● **Tarea**
Según el texto extraído, ¿qué palabra no se pronuncia lo bastante cuando se habla de violencia machista?

● **Texto extraído**

La violencia machista no es un accidente; es una forma de orden. Y como todo orden, se enseña. Hay una pedagogía de la obediencia que atraviesa generaciones, y que se transmite sin palabras, como el aire. Se la combate con leyes, sí, pero se la engendra en las costumbres. Y, sobre todo, se la aprende en el poder.
Hay una palabra que no se pronuncia lo bastante cuando se habla de violencia machista: poder. Quizá porque se nos ha hecho creer que el poder es una categoría política y no una forma de relación. Pero la violencia machista no es sino el poder cuando ha perdido la vergüenza. El golpe no es sino el último argumento de una autoridad que ya no necesita razones.

● **Material extraído**
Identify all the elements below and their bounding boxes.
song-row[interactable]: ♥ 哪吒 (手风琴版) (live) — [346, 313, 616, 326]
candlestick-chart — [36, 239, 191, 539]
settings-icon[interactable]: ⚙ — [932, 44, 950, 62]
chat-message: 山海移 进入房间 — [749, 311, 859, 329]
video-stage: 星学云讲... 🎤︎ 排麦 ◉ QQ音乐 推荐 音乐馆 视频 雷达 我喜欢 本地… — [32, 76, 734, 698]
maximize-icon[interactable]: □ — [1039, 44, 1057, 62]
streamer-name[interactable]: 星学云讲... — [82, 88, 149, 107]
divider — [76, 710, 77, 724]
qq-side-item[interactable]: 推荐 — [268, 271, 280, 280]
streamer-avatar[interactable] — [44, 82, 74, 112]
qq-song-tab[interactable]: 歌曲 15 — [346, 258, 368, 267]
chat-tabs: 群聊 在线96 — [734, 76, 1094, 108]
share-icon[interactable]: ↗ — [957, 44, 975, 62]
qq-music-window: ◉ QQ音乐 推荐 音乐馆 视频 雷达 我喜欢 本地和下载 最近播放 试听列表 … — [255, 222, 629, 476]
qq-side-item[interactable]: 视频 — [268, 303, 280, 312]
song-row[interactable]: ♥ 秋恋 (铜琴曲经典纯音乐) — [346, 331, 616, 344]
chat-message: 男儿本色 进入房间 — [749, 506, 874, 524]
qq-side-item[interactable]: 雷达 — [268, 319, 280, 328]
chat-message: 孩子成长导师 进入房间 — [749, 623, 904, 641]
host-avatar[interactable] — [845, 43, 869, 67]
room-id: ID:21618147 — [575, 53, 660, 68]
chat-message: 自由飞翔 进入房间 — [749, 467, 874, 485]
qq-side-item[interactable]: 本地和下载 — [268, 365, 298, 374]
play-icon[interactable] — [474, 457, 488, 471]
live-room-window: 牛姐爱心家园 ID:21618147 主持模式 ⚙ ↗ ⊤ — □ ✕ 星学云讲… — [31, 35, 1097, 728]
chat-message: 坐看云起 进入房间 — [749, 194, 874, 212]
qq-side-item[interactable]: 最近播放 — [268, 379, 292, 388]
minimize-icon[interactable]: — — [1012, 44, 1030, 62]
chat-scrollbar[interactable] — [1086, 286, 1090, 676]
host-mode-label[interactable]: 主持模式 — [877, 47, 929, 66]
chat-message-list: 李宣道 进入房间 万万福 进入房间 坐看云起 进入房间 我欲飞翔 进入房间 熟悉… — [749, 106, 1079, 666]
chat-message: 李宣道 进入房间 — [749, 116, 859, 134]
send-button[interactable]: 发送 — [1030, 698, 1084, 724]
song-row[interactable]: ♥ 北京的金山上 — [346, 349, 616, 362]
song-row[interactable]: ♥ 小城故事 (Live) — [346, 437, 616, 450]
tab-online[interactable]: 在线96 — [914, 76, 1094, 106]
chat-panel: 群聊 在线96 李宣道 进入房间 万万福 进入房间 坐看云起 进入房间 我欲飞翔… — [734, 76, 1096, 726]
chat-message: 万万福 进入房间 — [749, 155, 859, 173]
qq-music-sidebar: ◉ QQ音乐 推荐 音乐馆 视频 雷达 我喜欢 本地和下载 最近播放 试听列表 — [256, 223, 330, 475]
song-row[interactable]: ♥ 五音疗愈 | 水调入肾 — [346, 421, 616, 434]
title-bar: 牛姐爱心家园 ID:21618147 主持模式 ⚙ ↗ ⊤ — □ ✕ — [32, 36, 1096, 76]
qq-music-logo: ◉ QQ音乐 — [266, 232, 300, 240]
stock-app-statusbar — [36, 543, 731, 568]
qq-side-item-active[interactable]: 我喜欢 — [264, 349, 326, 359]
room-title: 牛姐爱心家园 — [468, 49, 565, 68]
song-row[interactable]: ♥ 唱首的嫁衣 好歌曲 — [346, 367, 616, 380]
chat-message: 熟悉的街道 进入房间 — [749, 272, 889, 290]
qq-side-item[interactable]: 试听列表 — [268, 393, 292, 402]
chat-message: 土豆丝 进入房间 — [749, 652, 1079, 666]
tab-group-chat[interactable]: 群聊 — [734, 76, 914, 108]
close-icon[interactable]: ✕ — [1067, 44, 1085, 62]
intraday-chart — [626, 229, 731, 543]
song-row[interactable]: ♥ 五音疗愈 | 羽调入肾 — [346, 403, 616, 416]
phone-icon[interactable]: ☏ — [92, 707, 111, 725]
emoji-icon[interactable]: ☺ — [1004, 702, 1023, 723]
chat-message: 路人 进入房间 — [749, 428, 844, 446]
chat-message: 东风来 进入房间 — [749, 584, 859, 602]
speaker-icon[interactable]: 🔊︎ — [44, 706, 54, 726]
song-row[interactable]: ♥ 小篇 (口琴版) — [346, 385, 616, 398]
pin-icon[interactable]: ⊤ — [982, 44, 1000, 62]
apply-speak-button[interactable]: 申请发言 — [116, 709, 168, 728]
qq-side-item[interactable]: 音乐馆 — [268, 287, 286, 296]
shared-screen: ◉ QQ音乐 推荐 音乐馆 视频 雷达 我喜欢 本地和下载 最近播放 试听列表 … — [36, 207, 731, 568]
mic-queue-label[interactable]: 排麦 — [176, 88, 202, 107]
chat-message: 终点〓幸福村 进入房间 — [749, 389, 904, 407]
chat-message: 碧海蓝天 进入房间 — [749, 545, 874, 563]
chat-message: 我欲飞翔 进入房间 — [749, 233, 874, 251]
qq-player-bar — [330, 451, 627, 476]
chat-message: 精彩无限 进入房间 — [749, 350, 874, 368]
* * *
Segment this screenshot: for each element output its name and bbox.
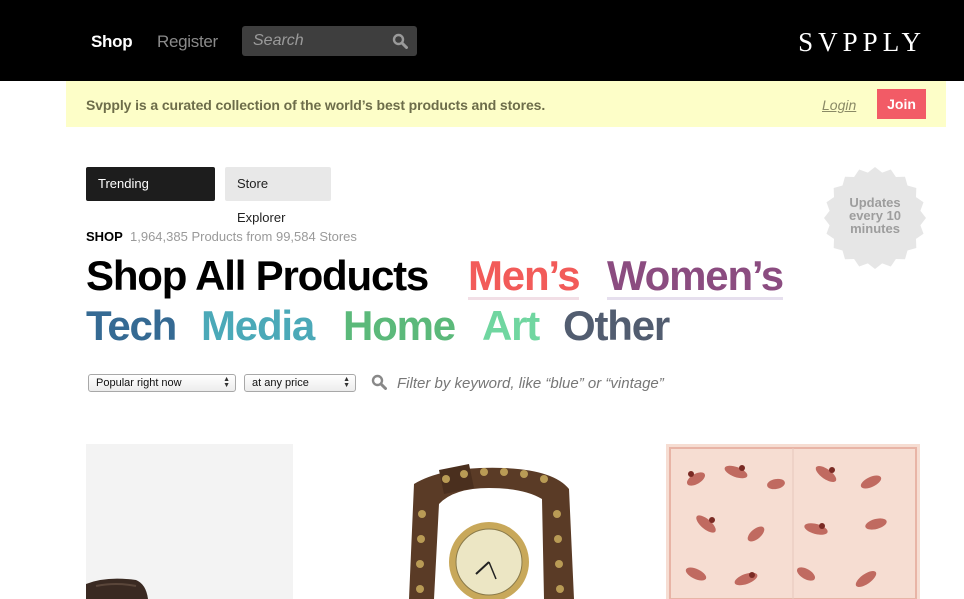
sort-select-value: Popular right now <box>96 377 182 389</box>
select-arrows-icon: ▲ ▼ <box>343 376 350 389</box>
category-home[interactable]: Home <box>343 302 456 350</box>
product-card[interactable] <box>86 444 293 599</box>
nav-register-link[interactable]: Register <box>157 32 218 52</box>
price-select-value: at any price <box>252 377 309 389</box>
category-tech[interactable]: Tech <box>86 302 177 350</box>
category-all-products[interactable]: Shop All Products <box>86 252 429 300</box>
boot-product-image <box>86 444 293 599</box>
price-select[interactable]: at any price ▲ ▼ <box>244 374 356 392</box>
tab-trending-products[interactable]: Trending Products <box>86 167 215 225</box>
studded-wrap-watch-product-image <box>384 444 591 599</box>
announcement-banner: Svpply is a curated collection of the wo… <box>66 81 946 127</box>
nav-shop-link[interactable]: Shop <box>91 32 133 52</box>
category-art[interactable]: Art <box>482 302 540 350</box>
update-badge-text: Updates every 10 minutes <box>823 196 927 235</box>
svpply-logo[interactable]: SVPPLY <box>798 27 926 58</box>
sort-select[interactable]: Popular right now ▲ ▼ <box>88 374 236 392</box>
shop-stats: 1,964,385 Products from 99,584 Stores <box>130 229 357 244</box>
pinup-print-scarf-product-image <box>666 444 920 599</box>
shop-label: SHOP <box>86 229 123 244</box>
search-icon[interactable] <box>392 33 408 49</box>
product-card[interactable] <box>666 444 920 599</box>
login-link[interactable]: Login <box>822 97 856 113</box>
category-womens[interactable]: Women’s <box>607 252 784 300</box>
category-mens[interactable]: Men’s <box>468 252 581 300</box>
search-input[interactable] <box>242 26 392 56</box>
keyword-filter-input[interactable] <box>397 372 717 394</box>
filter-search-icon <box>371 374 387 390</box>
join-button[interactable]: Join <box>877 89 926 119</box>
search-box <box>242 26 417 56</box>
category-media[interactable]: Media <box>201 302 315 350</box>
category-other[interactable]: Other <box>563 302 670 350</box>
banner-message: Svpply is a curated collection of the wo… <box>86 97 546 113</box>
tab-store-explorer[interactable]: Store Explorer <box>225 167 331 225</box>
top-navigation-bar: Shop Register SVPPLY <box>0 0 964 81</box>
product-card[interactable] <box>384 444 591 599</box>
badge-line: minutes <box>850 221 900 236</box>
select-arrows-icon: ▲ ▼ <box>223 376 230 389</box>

● **Respuesta esperada**
La palabra «poder».